Start of Listed entries
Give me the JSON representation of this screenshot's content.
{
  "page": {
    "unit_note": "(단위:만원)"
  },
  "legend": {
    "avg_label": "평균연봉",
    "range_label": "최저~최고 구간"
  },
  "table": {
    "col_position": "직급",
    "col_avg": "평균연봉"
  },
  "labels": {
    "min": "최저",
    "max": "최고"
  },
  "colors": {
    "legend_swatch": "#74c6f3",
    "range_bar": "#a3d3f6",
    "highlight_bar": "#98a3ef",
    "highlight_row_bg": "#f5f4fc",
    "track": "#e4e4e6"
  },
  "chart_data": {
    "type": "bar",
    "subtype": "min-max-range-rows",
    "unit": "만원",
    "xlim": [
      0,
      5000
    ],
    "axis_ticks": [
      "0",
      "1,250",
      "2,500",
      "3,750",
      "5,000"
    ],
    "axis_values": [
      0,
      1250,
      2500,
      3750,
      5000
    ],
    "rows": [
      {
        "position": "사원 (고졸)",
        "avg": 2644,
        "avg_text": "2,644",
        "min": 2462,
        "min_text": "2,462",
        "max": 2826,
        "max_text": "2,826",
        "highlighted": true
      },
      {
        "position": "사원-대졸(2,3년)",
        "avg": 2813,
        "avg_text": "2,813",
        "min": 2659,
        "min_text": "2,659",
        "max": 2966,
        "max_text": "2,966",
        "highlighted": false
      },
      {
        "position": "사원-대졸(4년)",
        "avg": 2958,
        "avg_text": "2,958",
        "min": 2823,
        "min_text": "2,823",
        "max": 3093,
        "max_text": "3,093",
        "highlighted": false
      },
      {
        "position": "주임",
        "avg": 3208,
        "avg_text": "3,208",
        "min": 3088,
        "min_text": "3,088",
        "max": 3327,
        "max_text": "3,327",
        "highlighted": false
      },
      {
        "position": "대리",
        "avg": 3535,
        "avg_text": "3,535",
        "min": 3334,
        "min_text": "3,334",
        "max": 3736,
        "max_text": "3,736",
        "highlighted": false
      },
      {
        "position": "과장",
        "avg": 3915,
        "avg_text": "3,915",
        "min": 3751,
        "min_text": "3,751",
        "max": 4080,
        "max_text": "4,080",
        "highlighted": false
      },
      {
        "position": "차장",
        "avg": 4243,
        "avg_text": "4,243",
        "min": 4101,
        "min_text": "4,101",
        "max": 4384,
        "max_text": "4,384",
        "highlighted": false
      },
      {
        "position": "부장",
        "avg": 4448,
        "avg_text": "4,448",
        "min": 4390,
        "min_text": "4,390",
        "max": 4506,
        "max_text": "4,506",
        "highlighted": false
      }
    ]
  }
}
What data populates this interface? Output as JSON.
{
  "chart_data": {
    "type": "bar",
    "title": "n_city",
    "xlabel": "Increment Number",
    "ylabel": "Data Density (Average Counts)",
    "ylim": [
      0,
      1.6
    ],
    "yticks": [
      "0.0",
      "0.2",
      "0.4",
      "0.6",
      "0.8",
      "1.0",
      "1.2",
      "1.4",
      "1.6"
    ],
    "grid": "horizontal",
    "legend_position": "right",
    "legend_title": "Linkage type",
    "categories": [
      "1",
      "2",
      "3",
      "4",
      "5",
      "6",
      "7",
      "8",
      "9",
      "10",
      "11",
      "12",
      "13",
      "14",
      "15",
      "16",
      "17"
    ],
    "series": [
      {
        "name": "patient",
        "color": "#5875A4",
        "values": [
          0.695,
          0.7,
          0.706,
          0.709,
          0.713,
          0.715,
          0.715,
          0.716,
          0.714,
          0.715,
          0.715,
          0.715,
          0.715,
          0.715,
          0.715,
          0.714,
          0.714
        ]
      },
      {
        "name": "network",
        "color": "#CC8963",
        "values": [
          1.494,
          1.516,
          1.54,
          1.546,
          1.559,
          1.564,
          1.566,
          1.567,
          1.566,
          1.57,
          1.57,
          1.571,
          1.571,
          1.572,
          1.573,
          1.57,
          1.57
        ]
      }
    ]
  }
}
End of Listed entries
• [Your objective]: Print the material above once more, exactly.

• [Answer to this exercise]:
Give me the JSON representation of this screenshot's content.
{
  "page": {
    "unit_note": "(단위:만원)"
  },
  "legend": {
    "avg_label": "평균연봉",
    "range_label": "최저~최고 구간"
  },
  "table": {
    "col_position": "직급",
    "col_avg": "평균연봉"
  },
  "labels": {
    "min": "최저",
    "max": "최고"
  },
  "colors": {
    "legend_swatch": "#74c6f3",
    "range_bar": "#a3d3f6",
    "highlight_bar": "#98a3ef",
    "highlight_row_bg": "#f5f4fc",
    "track": "#e4e4e6"
  },
  "chart_data": {
    "type": "bar",
    "subtype": "min-max-range-rows",
    "unit": "만원",
    "xlim": [
      0,
      5000
    ],
    "axis_ticks": [
      "0",
      "1,250",
      "2,500",
      "3,750",
      "5,000"
    ],
    "axis_values": [
      0,
      1250,
      2500,
      3750,
      5000
    ],
    "rows": [
      {
        "position": "사원 (고졸)",
        "avg": 2644,
        "avg_text": "2,644",
        "min": 2462,
        "min_text": "2,462",
        "max": 2826,
        "max_text": "2,826",
        "highlighted": true
      },
      {
        "position": "사원-대졸(2,3년)",
        "avg": 2813,
        "avg_text": "2,813",
        "min": 2659,
        "min_text": "2,659",
        "max": 2966,
        "max_text": "2,966",
        "highlighted": false
      },
      {
        "position": "사원-대졸(4년)",
        "avg": 2958,
        "avg_text": "2,958",
        "min": 2823,
        "min_text": "2,823",
        "max": 3093,
        "max_text": "3,093",
        "highlighted": false
      },
      {
        "position": "주임",
        "avg": 3208,
        "avg_text": "3,208",
        "min": 3088,
        "min_text": "3,088",
        "max": 3327,
        "max_text": "3,327",
        "highlighted": false
      },
      {
        "position": "대리",
        "avg": 3535,
        "avg_text": "3,535",
        "min": 3334,
        "min_text": "3,334",
        "max": 3736,
        "max_text": "3,736",
        "highlighted": false
      },
      {
        "position": "과장",
        "avg": 3915,
        "avg_text": "3,915",
        "min": 3751,
        "min_text": "3,751",
        "max": 4080,
        "max_text": "4,080",
        "highlighted": false
      },
      {
        "position": "차장",
        "avg": 4243,
        "avg_text": "4,243",
        "min": 4101,
        "min_text": "4,101",
        "max": 4384,
        "max_text": "4,384",
        "highlighted": false
      },
      {
        "position": "부장",
        "avg": 4448,
        "avg_text": "4,448",
        "min": 4390,
        "min_text": "4,390",
        "max": 4506,
        "max_text": "4,506",
        "highlighted": false
      }
    ]
  }
}
What data populates this interface? Output as JSON.
{
  "chart_data": {
    "type": "bar",
    "title": "n_city",
    "xlabel": "Increment Number",
    "ylabel": "Data Density (Average Counts)",
    "ylim": [
      0,
      1.6
    ],
    "yticks": [
      "0.0",
      "0.2",
      "0.4",
      "0.6",
      "0.8",
      "1.0",
      "1.2",
      "1.4",
      "1.6"
    ],
    "grid": "horizontal",
    "legend_position": "right",
    "legend_title": "Linkage type",
    "categories": [
      "1",
      "2",
      "3",
      "4",
      "5",
      "6",
      "7",
      "8",
      "9",
      "10",
      "11",
      "12",
      "13",
      "14",
      "15",
      "16",
      "17"
    ],
    "series": [
      {
        "name": "patient",
        "color": "#5875A4",
        "values": [
          0.695,
          0.7,
          0.706,
          0.709,
          0.713,
          0.715,
          0.715,
          0.716,
          0.714,
          0.715,
          0.715,
          0.715,
          0.715,
          0.715,
          0.715,
          0.714,
          0.714
        ]
      },
      {
        "name": "network",
        "color": "#CC8963",
        "values": [
          1.494,
          1.516,
          1.54,
          1.546,
          1.559,
          1.564,
          1.566,
          1.567,
          1.566,
          1.57,
          1.57,
          1.571,
          1.571,
          1.572,
          1.573,
          1.57,
          1.57
        ]
      }
    ]
  }
}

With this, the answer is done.